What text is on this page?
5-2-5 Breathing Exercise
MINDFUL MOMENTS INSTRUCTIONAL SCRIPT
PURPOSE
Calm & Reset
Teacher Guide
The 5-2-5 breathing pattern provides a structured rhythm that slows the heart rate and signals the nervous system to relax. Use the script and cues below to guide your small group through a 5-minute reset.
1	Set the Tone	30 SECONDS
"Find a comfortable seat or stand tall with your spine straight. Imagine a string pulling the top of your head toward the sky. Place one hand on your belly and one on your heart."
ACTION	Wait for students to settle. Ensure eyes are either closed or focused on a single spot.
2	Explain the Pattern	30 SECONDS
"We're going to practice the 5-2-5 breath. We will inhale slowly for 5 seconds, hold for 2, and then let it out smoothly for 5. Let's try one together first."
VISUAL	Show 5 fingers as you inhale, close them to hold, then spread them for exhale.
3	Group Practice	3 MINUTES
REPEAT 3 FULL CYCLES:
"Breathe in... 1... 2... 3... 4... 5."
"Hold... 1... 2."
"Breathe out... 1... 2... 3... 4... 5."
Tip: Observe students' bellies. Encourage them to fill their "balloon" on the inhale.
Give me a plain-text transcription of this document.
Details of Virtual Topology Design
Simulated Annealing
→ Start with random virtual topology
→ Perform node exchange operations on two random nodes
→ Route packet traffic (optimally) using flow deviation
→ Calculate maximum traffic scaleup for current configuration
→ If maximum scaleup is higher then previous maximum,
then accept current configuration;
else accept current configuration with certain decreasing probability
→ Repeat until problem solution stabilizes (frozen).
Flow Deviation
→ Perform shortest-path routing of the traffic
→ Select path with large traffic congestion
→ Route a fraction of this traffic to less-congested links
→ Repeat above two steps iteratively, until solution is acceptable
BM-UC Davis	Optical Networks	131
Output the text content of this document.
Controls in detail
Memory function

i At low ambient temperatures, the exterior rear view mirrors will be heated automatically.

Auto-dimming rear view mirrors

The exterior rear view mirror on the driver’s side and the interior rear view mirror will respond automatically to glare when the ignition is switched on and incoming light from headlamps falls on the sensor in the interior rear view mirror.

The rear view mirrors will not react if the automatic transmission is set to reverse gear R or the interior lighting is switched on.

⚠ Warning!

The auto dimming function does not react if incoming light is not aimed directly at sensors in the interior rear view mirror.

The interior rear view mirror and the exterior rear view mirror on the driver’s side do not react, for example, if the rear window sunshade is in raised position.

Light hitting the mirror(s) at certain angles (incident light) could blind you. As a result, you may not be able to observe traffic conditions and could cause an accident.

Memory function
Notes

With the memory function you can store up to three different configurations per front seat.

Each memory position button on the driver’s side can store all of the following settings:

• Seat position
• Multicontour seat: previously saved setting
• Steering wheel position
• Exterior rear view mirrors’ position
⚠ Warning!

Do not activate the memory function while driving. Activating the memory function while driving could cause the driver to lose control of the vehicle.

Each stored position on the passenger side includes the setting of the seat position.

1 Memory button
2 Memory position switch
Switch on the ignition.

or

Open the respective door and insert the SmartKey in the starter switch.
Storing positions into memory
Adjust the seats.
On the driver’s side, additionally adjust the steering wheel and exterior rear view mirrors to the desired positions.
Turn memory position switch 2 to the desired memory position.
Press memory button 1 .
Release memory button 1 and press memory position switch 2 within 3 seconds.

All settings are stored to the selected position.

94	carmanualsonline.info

####################

Requirements. Every entry should be printed again exactly as written.

Task output.
What text is on this page?
5-2-5 Breathing Exercise
MINDFUL MOMENTS INSTRUCTIONAL SCRIPT
PURPOSE
Calm & Reset
Teacher Guide
The 5-2-5 breathing pattern provides a structured rhythm that slows the heart rate and signals the nervous system to relax. Use the script and cues below to guide your small group through a 5-minute reset.
1	Set the Tone	30 SECONDS
"Find a comfortable seat or stand tall with your spine straight. Imagine a string pulling the top of your head toward the sky. Place one hand on your belly and one on your heart."
ACTION	Wait for students to settle. Ensure eyes are either closed or focused on a single spot.
2	Explain the Pattern	30 SECONDS
"We're going to practice the 5-2-5 breath. We will inhale slowly for 5 seconds, hold for 2, and then let it out smoothly for 5. Let's try one together first."
VISUAL	Show 5 fingers as you inhale, close them to hold, then spread them for exhale.
3	Group Practice	3 MINUTES
REPEAT 3 FULL CYCLES:
"Breathe in... 1... 2... 3... 4... 5."
"Hold... 1... 2."
"Breathe out... 1... 2... 3... 4... 5."
Tip: Observe students' bellies. Encourage them to fill their "balloon" on the inhale.
Give me a plain-text transcription of this document.
Details of Virtual Topology Design
Simulated Annealing
→ Start with random virtual topology
→ Perform node exchange operations on two random nodes
→ Route packet traffic (optimally) using flow deviation
→ Calculate maximum traffic scaleup for current configuration
→ If maximum scaleup is higher then previous maximum,
then accept current configuration;
else accept current configuration with certain decreasing probability
→ Repeat until problem solution stabilizes (frozen).
Flow Deviation
→ Perform shortest-path routing of the traffic
→ Select path with large traffic congestion
→ Route a fraction of this traffic to less-congested links
→ Repeat above two steps iteratively, until solution is acceptable
BM-UC Davis	Optical Networks	131
Output the text content of this document.
Controls in detail
Memory function

i At low ambient temperatures, the exterior rear view mirrors will be heated automatically.

Auto-dimming rear view mirrors

The exterior rear view mirror on the driver’s side and the interior rear view mirror will respond automatically to glare when the ignition is switched on and incoming light from headlamps falls on the sensor in the interior rear view mirror.

The rear view mirrors will not react if the automatic transmission is set to reverse gear R or the interior lighting is switched on.

⚠ Warning!

The auto dimming function does not react if incoming light is not aimed directly at sensors in the interior rear view mirror.

The interior rear view mirror and the exterior rear view mirror on the driver’s side do not react, for example, if the rear window sunshade is in raised position.

Light hitting the mirror(s) at certain angles (incident light) could blind you. As a result, you may not be able to observe traffic conditions and could cause an accident.

Memory function
Notes

With the memory function you can store up to three different configurations per front seat.

Each memory position button on the driver’s side can store all of the following settings:

• Seat position
• Multicontour seat: previously saved setting
• Steering wheel position
• Exterior rear view mirrors’ position
⚠ Warning!

Do not activate the memory function while driving. Activating the memory function while driving could cause the driver to lose control of the vehicle.

Each stored position on the passenger side includes the setting of the seat position.

1 Memory button
2 Memory position switch
Switch on the ignition.

or

Open the respective door and insert the SmartKey in the starter switch.
Storing positions into memory
Adjust the seats.
On the driver’s side, additionally adjust the steering wheel and exterior rear view mirrors to the desired positions.
Turn memory position switch 2 to the desired memory position.
Press memory button 1 .
Release memory button 1 and press memory position switch 2 within 3 seconds.

All settings are stored to the selected position.

94	carmanualsonline.info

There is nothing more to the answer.